Textauszug:
***
Die Standesvertretung gehört zu den Initiatoren der viel diskutieren Corona-Teststrategie "Sichere Gastfreundschaft". Gemeinsam mit dem Tourismusministerium, vier Partnerlaboren und dem US-Beraterriesen McKinsey startete man zunächst den Testpiloten "Safe A" und setzte es sich dann zum Ziel, das Projekt zu vergrößern. Ab Juli sollten wöchentlich 65.000 Tourismusmitarbeiter getestet werden. Davon ist man aber weit entfernt. Aktuell sind es österreichweit erst 300 Betriebe, die vom Ministerium als "sichere Gastgeber" bestätigt wurden. Das liegt auch am Projekt selbst.

Die Wachau war eine der Pilotregionen für das Programm. Vor einigen Wochen noch bezeichnete Pulker das Testprogramm als sinnvoll. Die Teilnahme ist für Betriebe freiwillig. Pulker soll seine Mitarbeiter inzwischen nicht mehr testen lassen, heißt es. Dem STANDARD wurde mitgeteilt, dass auch die Buchungsabteilung des Hotels von letzten Tests von vor zwei bis drei Wochen spreche. Für Neos-Wirtschaftssprecher Sepp Schellhorn erhärtet sich der Verdacht eines "Test-Flops".

Der Betrieb weiß nichts

Pulker dementiert das. Seine Buchungsabteilung könne das gar nicht wissen. Genauso wenig wie er selbst, seit das Programm in privater Hand und keine Sache der Region mehr ist. Ob ein Mitarbeiter sich testen lasse, liege in dessen Ermessen. "Ich kann niemanden dazu zwingen, wir sind nicht in China", sagt Pulker. "Ich kann nur sagen, dass ich mich freuen würde, wenn der Mitarbeiter die Testung macht. Aber selbst wenn er hinfährt und dann nicht testen geht, weiß man es nicht, weil du als Betrieb aufgrund des Datenschutzes keine Nachricht bekommst, ob er positiv oder negativ ist." Bescheid wisse er nur über die eigenen Familienmitglieder im Betrieb, der Sohn ließ sich testen.
***
Extrahierte Informationen:
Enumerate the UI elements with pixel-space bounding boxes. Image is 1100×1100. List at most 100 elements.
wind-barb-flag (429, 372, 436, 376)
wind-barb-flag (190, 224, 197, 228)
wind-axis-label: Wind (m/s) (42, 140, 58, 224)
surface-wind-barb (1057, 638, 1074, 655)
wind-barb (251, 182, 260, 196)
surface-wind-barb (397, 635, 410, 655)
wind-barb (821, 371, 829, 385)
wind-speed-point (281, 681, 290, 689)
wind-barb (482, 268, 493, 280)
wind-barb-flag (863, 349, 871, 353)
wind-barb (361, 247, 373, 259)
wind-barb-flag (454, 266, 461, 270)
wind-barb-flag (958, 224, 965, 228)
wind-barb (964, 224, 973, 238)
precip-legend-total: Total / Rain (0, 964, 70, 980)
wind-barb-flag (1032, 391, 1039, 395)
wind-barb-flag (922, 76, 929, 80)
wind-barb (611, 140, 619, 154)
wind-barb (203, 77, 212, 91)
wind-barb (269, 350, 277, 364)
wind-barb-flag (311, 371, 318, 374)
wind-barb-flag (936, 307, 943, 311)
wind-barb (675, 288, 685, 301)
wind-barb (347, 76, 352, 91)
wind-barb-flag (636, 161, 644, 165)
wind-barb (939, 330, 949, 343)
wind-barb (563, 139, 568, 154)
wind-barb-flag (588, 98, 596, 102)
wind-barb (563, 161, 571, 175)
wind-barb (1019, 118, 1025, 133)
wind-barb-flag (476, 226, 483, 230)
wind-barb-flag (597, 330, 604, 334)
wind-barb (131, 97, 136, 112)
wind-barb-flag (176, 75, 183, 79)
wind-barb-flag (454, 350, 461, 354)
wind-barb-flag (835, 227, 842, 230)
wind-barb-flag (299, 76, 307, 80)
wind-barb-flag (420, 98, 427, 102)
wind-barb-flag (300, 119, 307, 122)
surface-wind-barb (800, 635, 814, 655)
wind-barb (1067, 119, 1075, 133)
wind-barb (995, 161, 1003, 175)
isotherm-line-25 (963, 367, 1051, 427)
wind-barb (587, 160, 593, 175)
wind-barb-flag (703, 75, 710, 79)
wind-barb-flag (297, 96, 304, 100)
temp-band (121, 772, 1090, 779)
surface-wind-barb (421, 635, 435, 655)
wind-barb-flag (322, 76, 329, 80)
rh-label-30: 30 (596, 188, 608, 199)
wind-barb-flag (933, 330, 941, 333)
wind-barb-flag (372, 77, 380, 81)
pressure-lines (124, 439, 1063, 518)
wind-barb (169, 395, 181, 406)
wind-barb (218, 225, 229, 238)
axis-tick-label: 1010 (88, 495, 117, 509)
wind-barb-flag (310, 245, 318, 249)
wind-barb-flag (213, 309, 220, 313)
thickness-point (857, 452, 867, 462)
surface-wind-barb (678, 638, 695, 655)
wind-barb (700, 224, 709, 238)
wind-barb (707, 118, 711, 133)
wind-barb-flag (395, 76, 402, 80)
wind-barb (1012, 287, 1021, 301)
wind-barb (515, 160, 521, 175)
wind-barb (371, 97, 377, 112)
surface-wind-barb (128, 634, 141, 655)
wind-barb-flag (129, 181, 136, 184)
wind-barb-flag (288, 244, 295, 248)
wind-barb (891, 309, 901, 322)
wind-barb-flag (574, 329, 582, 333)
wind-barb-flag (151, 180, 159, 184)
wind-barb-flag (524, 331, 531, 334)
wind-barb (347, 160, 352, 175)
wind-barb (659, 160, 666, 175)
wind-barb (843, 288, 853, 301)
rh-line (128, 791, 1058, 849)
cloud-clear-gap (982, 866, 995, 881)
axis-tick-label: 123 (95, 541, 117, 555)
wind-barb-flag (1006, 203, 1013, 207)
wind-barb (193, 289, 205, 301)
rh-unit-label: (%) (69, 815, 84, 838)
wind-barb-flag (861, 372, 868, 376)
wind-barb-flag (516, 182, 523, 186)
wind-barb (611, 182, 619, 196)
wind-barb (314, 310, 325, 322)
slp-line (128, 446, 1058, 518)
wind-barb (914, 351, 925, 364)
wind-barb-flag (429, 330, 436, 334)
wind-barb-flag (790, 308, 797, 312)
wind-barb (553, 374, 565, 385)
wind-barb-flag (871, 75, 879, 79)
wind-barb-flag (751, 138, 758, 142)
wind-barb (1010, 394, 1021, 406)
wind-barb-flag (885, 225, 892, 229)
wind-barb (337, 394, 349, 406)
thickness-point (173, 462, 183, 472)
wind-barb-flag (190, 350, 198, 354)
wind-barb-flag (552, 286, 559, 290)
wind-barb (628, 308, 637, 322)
***
Aufgabenstellung:
1/ Wie viele Tourismusmitarbeiter sollten laut dem Textauszug zur Teststrategie ab Juli wöchentlich getestet werden?
2/ Zähle aus dem Textauszug zur Teststrategie alle Partner auf, mit denen die Standesvertretung den Testpiloten "Safe A" startete.
3/ Führe den Textauszug zur Teststrategie im Anschluss an seinen letzten Satz weiter.
Das Material ist für die Bearbeitung ohne Bedeutung.

Ergebnisse:
1/ 65.000 Tourismusmitarbeiter pro Woche.

2/
- das Tourismusministerium
- vier Partnerlabore
- der US-Beraterriese McKinsey

3/
Kürzlich bekam die Residenz zwei neue Mitarbeiter. Beide mussten laut Pulker einen negativen Corona-Test vorlegen. Ob sie sich nächste Woche testen lassen, ist offen. Pulker selbst hat das noch nicht getan. Der Spartenobmann der Salzburger Wirtschaftskammer, Albert Ebner, macht bei dem Programm gar nicht mit. Einerseits, weil es in Hintersee keinen einzigen Fall seit Beginn der Corona-Krise gab. Andererseits, weil sich einige Mitarbeiter nicht testen lassen wollen. "Wenn, dann müssen alle geschlossen mitmachen." Man könnte die Mitarbeiter nicht zu den Tests zwingen.

Die Sache mit der Testbestätigung

Das dürfte nicht das einzige Problem sein. Wie der STANDARD erfuhr, sollen ein paar Betriebe in der Wachau eine Testbestätigung von Safe A für die Monate Juli und August erhalten haben. Allerdings würden sie ihre Mitarbeiter nicht mehr wöchentlich testen, obwohl das so auf der Bestätigung für die besagten Monate steht. Ein Betrieb sagt auf STANDARD-Anfrage, dass derzeit nicht getestet wird, weil die Mitarbeiter durch Hin- und Rückfahrt zum Test zu lange ausfallen würden. Die Wirtschaftskammer erklärt, dass sie die Einhaltung der Tests regelmäßig kontrolliere.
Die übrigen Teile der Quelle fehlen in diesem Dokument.